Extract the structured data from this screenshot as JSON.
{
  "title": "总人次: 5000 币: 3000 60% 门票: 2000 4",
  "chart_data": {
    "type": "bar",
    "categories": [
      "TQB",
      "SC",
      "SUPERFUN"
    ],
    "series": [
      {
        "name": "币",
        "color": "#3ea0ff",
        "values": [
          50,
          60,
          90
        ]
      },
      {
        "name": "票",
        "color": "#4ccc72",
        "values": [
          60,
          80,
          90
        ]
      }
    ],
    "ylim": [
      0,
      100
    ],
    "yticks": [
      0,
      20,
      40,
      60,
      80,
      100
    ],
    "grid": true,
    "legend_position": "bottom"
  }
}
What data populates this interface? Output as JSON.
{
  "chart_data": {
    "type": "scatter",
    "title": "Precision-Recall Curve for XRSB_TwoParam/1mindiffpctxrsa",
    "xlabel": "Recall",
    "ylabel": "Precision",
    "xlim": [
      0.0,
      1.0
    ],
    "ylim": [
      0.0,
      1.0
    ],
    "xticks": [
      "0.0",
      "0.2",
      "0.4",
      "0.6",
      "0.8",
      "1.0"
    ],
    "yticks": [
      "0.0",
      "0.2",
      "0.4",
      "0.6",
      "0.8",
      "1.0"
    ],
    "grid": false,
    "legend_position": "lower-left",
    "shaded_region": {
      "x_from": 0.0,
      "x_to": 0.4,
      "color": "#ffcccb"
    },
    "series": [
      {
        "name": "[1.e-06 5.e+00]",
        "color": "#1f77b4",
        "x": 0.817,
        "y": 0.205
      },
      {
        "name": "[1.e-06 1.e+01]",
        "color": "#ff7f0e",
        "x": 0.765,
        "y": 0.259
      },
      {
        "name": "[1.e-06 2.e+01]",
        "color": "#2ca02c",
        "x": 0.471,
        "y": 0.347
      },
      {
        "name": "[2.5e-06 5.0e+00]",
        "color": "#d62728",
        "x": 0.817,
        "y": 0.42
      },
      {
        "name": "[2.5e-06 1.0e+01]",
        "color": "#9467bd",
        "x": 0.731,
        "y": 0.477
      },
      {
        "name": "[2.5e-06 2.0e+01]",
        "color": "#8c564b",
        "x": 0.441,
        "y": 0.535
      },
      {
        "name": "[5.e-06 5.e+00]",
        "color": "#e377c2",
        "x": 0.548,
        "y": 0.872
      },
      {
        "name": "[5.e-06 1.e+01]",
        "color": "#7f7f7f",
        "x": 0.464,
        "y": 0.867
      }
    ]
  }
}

──────────────────────────────

> Your objective
Reproduce the full listing above, character for character.

> Reply
Extract the structured data from this screenshot as JSON.
{
  "title": "总人次: 5000 币: 3000 60% 门票: 2000 4",
  "chart_data": {
    "type": "bar",
    "categories": [
      "TQB",
      "SC",
      "SUPERFUN"
    ],
    "series": [
      {
        "name": "币",
        "color": "#3ea0ff",
        "values": [
          50,
          60,
          90
        ]
      },
      {
        "name": "票",
        "color": "#4ccc72",
        "values": [
          60,
          80,
          90
        ]
      }
    ],
    "ylim": [
      0,
      100
    ],
    "yticks": [
      0,
      20,
      40,
      60,
      80,
      100
    ],
    "grid": true,
    "legend_position": "bottom"
  }
}
What data populates this interface? Output as JSON.
{
  "chart_data": {
    "type": "scatter",
    "title": "Precision-Recall Curve for XRSB_TwoParam/1mindiffpctxrsa",
    "xlabel": "Recall",
    "ylabel": "Precision",
    "xlim": [
      0.0,
      1.0
    ],
    "ylim": [
      0.0,
      1.0
    ],
    "xticks": [
      "0.0",
      "0.2",
      "0.4",
      "0.6",
      "0.8",
      "1.0"
    ],
    "yticks": [
      "0.0",
      "0.2",
      "0.4",
      "0.6",
      "0.8",
      "1.0"
    ],
    "grid": false,
    "legend_position": "lower-left",
    "shaded_region": {
      "x_from": 0.0,
      "x_to": 0.4,
      "color": "#ffcccb"
    },
    "series": [
      {
        "name": "[1.e-06 5.e+00]",
        "color": "#1f77b4",
        "x": 0.817,
        "y": 0.205
      },
      {
        "name": "[1.e-06 1.e+01]",
        "color": "#ff7f0e",
        "x": 0.765,
        "y": 0.259
      },
      {
        "name": "[1.e-06 2.e+01]",
        "color": "#2ca02c",
        "x": 0.471,
        "y": 0.347
      },
      {
        "name": "[2.5e-06 5.0e+00]",
        "color": "#d62728",
        "x": 0.817,
        "y": 0.42
      },
      {
        "name": "[2.5e-06 1.0e+01]",
        "color": "#9467bd",
        "x": 0.731,
        "y": 0.477
      },
      {
        "name": "[2.5e-06 2.0e+01]",
        "color": "#8c564b",
        "x": 0.441,
        "y": 0.535
      },
      {
        "name": "[5.e-06 5.e+00]",
        "color": "#e377c2",
        "x": 0.548,
        "y": 0.872
      },
      {
        "name": "[5.e-06 1.e+01]",
        "color": "#7f7f7f",
        "x": 0.464,
        "y": 0.867
      }
    ]
  }
}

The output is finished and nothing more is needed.